_STATED GOAL_.
What follows is a block of records; reproduce all of it verbatim.

#####

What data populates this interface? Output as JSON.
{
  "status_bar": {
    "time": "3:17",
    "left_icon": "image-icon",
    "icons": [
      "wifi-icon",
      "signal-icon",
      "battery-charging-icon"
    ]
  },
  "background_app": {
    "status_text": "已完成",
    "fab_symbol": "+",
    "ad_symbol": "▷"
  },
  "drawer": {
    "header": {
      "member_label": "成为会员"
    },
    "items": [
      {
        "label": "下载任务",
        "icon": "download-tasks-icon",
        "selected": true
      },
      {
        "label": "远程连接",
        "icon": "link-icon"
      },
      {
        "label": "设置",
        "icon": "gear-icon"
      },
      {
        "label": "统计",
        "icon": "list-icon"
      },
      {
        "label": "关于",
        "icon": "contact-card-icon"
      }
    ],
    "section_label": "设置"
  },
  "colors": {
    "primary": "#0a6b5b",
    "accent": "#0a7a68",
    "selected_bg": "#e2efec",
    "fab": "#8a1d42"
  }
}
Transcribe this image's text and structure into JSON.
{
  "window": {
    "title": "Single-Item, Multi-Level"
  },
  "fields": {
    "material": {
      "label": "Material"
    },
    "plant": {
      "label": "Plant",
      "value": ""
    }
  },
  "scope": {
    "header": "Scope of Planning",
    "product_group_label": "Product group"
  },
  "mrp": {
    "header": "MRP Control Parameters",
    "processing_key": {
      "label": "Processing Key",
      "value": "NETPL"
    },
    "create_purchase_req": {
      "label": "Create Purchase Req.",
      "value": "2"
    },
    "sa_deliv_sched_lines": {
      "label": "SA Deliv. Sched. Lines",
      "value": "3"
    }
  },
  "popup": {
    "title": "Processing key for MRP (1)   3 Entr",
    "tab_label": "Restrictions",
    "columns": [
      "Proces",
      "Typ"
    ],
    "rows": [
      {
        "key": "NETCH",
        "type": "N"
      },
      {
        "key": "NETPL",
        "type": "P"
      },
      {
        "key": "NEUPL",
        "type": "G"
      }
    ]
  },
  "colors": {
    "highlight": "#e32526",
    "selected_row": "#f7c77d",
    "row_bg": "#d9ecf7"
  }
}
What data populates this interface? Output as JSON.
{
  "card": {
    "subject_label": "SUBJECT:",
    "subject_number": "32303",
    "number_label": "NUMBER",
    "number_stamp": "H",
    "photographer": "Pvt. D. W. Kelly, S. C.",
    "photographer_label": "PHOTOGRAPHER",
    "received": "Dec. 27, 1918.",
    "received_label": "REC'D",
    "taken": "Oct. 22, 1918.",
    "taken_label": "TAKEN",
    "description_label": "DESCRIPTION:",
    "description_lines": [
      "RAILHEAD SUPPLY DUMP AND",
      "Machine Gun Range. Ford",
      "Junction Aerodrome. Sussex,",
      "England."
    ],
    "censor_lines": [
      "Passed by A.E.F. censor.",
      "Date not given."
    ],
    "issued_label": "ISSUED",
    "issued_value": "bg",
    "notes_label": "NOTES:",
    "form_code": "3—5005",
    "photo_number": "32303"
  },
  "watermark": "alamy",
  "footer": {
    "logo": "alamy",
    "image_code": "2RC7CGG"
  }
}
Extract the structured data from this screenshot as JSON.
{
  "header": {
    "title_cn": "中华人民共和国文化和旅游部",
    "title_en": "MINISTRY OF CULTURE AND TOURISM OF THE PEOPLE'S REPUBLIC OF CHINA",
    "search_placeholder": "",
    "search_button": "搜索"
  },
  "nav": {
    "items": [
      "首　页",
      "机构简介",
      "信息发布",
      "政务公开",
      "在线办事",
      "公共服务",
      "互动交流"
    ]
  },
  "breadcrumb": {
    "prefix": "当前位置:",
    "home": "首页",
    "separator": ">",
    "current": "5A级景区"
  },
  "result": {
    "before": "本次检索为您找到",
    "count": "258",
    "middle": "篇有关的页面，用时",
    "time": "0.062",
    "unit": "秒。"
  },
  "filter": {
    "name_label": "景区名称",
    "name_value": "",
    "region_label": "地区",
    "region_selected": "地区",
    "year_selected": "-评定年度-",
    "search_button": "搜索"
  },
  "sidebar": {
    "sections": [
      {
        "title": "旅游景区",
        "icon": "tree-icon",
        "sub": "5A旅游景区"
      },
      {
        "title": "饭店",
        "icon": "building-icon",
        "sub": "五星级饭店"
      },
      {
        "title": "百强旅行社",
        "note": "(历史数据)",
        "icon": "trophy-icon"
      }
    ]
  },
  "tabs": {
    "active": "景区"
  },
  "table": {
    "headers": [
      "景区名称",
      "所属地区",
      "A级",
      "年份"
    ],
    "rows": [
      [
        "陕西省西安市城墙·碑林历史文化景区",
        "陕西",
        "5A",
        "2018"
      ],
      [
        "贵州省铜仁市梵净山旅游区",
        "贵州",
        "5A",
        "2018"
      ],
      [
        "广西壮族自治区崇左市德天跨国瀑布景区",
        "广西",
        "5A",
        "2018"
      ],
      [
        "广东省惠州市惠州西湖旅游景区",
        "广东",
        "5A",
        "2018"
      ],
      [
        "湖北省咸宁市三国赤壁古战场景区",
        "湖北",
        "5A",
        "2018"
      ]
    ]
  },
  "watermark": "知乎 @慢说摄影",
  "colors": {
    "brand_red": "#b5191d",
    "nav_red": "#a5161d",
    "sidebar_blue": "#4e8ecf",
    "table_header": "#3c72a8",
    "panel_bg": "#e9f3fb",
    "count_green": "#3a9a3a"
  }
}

#####

_WRITTEN ANSWER_.
What data populates this interface? Output as JSON.
{
  "status_bar": {
    "time": "3:17",
    "left_icon": "image-icon",
    "icons": [
      "wifi-icon",
      "signal-icon",
      "battery-charging-icon"
    ]
  },
  "background_app": {
    "status_text": "已完成",
    "fab_symbol": "+",
    "ad_symbol": "▷"
  },
  "drawer": {
    "header": {
      "member_label": "成为会员"
    },
    "items": [
      {
        "label": "下载任务",
        "icon": "download-tasks-icon",
        "selected": true
      },
      {
        "label": "远程连接",
        "icon": "link-icon"
      },
      {
        "label": "设置",
        "icon": "gear-icon"
      },
      {
        "label": "统计",
        "icon": "list-icon"
      },
      {
        "label": "关于",
        "icon": "contact-card-icon"
      }
    ],
    "section_label": "设置"
  },
  "colors": {
    "primary": "#0a6b5b",
    "accent": "#0a7a68",
    "selected_bg": "#e2efec",
    "fab": "#8a1d42"
  }
}
Transcribe this image's text and structure into JSON.
{
  "window": {
    "title": "Single-Item, Multi-Level"
  },
  "fields": {
    "material": {
      "label": "Material"
    },
    "plant": {
      "label": "Plant",
      "value": ""
    }
  },
  "scope": {
    "header": "Scope of Planning",
    "product_group_label": "Product group"
  },
  "mrp": {
    "header": "MRP Control Parameters",
    "processing_key": {
      "label": "Processing Key",
      "value": "NETPL"
    },
    "create_purchase_req": {
      "label": "Create Purchase Req.",
      "value": "2"
    },
    "sa_deliv_sched_lines": {
      "label": "SA Deliv. Sched. Lines",
      "value": "3"
    }
  },
  "popup": {
    "title": "Processing key for MRP (1)   3 Entr",
    "tab_label": "Restrictions",
    "columns": [
      "Proces",
      "Typ"
    ],
    "rows": [
      {
        "key": "NETCH",
        "type": "N"
      },
      {
        "key": "NETPL",
        "type": "P"
      },
      {
        "key": "NEUPL",
        "type": "G"
      }
    ]
  },
  "colors": {
    "highlight": "#e32526",
    "selected_row": "#f7c77d",
    "row_bg": "#d9ecf7"
  }
}
What data populates this interface? Output as JSON.
{
  "card": {
    "subject_label": "SUBJECT:",
    "subject_number": "32303",
    "number_label": "NUMBER",
    "number_stamp": "H",
    "photographer": "Pvt. D. W. Kelly, S. C.",
    "photographer_label": "PHOTOGRAPHER",
    "received": "Dec. 27, 1918.",
    "received_label": "REC'D",
    "taken": "Oct. 22, 1918.",
    "taken_label": "TAKEN",
    "description_label": "DESCRIPTION:",
    "description_lines": [
      "RAILHEAD SUPPLY DUMP AND",
      "Machine Gun Range. Ford",
      "Junction Aerodrome. Sussex,",
      "England."
    ],
    "censor_lines": [
      "Passed by A.E.F. censor.",
      "Date not given."
    ],
    "issued_label": "ISSUED",
    "issued_value": "bg",
    "notes_label": "NOTES:",
    "form_code": "3—5005",
    "photo_number": "32303"
  },
  "watermark": "alamy",
  "footer": {
    "logo": "alamy",
    "image_code": "2RC7CGG"
  }
}
Extract the structured data from this screenshot as JSON.
{
  "header": {
    "title_cn": "中华人民共和国文化和旅游部",
    "title_en": "MINISTRY OF CULTURE AND TOURISM OF THE PEOPLE'S REPUBLIC OF CHINA",
    "search_placeholder": "",
    "search_button": "搜索"
  },
  "nav": {
    "items": [
      "首　页",
      "机构简介",
      "信息发布",
      "政务公开",
      "在线办事",
      "公共服务",
      "互动交流"
    ]
  },
  "breadcrumb": {
    "prefix": "当前位置:",
    "home": "首页",
    "separator": ">",
    "current": "5A级景区"
  },
  "result": {
    "before": "本次检索为您找到",
    "count": "258",
    "middle": "篇有关的页面，用时",
    "time": "0.062",
    "unit": "秒。"
  },
  "filter": {
    "name_label": "景区名称",
    "name_value": "",
    "region_label": "地区",
    "region_selected": "地区",
    "year_selected": "-评定年度-",
    "search_button": "搜索"
  },
  "sidebar": {
    "sections": [
      {
        "title": "旅游景区",
        "icon": "tree-icon",
        "sub": "5A旅游景区"
      },
      {
        "title": "饭店",
        "icon": "building-icon",
        "sub": "五星级饭店"
      },
      {
        "title": "百强旅行社",
        "note": "(历史数据)",
        "icon": "trophy-icon"
      }
    ]
  },
  "tabs": {
    "active": "景区"
  },
  "table": {
    "headers": [
      "景区名称",
      "所属地区",
      "A级",
      "年份"
    ],
    "rows": [
      [
        "陕西省西安市城墙·碑林历史文化景区",
        "陕西",
        "5A",
        "2018"
      ],
      [
        "贵州省铜仁市梵净山旅游区",
        "贵州",
        "5A",
        "2018"
      ],
      [
        "广西壮族自治区崇左市德天跨国瀑布景区",
        "广西",
        "5A",
        "2018"
      ],
      [
        "广东省惠州市惠州西湖旅游景区",
        "广东",
        "5A",
        "2018"
      ],
      [
        "湖北省咸宁市三国赤壁古战场景区",
        "湖北",
        "5A",
        "2018"
      ]
    ]
  },
  "watermark": "知乎 @慢说摄影",
  "colors": {
    "brand_red": "#b5191d",
    "nav_red": "#a5161d",
    "sidebar_blue": "#4e8ecf",
    "table_header": "#3c72a8",
    "panel_bg": "#e9f3fb",
    "count_green": "#3a9a3a"
  }
}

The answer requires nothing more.